▶ [Stated problem]
Replace every occurrence of "sender-name" with "author-name" in the records below, and reproduce them with everything else unchanged.

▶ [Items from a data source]
** BEGIN **

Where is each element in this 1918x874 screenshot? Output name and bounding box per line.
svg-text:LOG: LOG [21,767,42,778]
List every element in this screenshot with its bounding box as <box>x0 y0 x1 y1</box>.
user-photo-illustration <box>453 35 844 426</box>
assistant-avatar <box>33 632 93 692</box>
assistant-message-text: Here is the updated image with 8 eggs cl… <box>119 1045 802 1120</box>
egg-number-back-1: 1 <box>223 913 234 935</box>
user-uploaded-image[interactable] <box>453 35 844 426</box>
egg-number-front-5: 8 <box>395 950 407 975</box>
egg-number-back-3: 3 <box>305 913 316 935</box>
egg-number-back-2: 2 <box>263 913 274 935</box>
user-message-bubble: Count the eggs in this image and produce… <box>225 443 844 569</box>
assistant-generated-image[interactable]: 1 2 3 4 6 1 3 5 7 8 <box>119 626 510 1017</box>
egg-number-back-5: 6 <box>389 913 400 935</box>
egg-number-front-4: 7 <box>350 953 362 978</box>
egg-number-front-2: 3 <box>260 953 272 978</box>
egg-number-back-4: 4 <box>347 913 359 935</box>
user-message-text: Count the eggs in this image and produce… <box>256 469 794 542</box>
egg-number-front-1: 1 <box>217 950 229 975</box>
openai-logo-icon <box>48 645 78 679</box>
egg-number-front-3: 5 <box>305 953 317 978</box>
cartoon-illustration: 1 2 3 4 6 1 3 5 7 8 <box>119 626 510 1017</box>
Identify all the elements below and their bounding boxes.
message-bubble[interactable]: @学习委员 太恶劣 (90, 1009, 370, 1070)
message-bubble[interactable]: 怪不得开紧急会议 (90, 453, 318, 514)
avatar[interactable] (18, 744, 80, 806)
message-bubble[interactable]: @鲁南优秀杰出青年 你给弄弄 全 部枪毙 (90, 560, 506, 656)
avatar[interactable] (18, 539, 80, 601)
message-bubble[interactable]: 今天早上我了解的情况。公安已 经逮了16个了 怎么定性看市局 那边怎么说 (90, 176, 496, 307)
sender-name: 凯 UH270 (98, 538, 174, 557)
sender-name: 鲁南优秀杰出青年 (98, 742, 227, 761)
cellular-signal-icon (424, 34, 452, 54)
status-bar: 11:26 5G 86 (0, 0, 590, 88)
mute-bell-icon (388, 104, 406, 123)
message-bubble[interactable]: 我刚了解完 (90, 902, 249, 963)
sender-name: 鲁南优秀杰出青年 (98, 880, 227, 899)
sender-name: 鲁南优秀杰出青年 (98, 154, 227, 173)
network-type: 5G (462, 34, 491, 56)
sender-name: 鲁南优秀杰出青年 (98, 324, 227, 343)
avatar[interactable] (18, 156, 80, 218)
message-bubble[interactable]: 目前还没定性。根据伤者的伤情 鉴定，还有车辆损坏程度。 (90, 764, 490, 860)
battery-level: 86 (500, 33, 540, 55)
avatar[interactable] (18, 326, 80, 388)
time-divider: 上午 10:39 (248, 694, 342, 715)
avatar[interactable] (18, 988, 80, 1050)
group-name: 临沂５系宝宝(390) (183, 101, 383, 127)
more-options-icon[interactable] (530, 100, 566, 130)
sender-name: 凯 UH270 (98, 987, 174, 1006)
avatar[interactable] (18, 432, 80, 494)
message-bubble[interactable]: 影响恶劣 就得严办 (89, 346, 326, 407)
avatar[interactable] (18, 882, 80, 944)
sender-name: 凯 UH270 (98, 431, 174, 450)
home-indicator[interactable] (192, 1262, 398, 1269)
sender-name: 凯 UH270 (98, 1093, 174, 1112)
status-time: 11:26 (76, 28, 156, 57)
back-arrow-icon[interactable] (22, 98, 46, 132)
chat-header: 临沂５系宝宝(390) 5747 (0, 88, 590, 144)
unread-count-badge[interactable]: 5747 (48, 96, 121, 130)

** END **

▶ [The response]
Where is each element in this 1918x874 screenshot? Output name and bounding box per line.
svg-text:LOG: LOG [21,767,42,778]
List every element in this screenshot with its bounding box as <box>x0 y0 x1 y1</box>.
user-photo-illustration <box>453 35 844 426</box>
assistant-avatar <box>33 632 93 692</box>
assistant-message-text: Here is the updated image with 8 eggs cl… <box>119 1045 802 1120</box>
egg-number-back-1: 1 <box>223 913 234 935</box>
user-uploaded-image[interactable] <box>453 35 844 426</box>
egg-number-front-5: 8 <box>395 950 407 975</box>
egg-number-back-3: 3 <box>305 913 316 935</box>
egg-number-back-2: 2 <box>263 913 274 935</box>
user-message-bubble: Count the eggs in this image and produce… <box>225 443 844 569</box>
assistant-generated-image[interactable]: 1 2 3 4 6 1 3 5 7 8 <box>119 626 510 1017</box>
egg-number-back-5: 6 <box>389 913 400 935</box>
egg-number-front-4: 7 <box>350 953 362 978</box>
egg-number-front-2: 3 <box>260 953 272 978</box>
egg-number-back-4: 4 <box>347 913 359 935</box>
user-message-text: Count the eggs in this image and produce… <box>256 469 794 542</box>
egg-number-front-1: 1 <box>217 950 229 975</box>
openai-logo-icon <box>48 645 78 679</box>
egg-number-front-3: 5 <box>305 953 317 978</box>
cartoon-illustration: 1 2 3 4 6 1 3 5 7 8 <box>119 626 510 1017</box>
Identify all the elements below and their bounding boxes.
message-bubble[interactable]: @学习委员 太恶劣 (90, 1009, 370, 1070)
message-bubble[interactable]: 怪不得开紧急会议 (90, 453, 318, 514)
avatar[interactable] (18, 744, 80, 806)
message-bubble[interactable]: @鲁南优秀杰出青年 你给弄弄 全 部枪毙 (90, 560, 506, 656)
avatar[interactable] (18, 539, 80, 601)
message-bubble[interactable]: 今天早上我了解的情况。公安已 经逮了16个了 怎么定性看市局 那边怎么说 (90, 176, 496, 307)
author-name: 凯 UH270 (98, 538, 174, 557)
author-name: 鲁南优秀杰出青年 (98, 742, 227, 761)
cellular-signal-icon (424, 34, 452, 54)
status-bar: 11:26 5G 86 (0, 0, 590, 88)
mute-bell-icon (388, 104, 406, 123)
message-bubble[interactable]: 我刚了解完 (90, 902, 249, 963)
author-name: 鲁南优秀杰出青年 (98, 880, 227, 899)
author-name: 鲁南优秀杰出青年 (98, 154, 227, 173)
network-type: 5G (462, 34, 491, 56)
author-name: 鲁南优秀杰出青年 (98, 324, 227, 343)
avatar[interactable] (18, 156, 80, 218)
message-bubble[interactable]: 目前还没定性。根据伤者的伤情 鉴定，还有车辆损坏程度。 (90, 764, 490, 860)
battery-level: 86 (500, 33, 540, 55)
avatar[interactable] (18, 326, 80, 388)
time-divider: 上午 10:39 (248, 694, 342, 715)
avatar[interactable] (18, 988, 80, 1050)
group-name: 临沂５系宝宝(390) (183, 101, 383, 127)
more-options-icon[interactable] (530, 100, 566, 130)
author-name: 凯 UH270 (98, 987, 174, 1006)
avatar[interactable] (18, 432, 80, 494)
message-bubble[interactable]: 影响恶劣 就得严办 (89, 346, 326, 407)
avatar[interactable] (18, 882, 80, 944)
author-name: 凯 UH270 (98, 431, 174, 450)
home-indicator[interactable] (192, 1262, 398, 1269)
author-name: 凯 UH270 (98, 1093, 174, 1112)
status-time: 11:26 (76, 28, 156, 57)
back-arrow-icon[interactable] (22, 98, 46, 132)
chat-header: 临沂５系宝宝(390) 5747 (0, 88, 590, 144)
unread-count-badge[interactable]: 5747 (48, 96, 121, 130)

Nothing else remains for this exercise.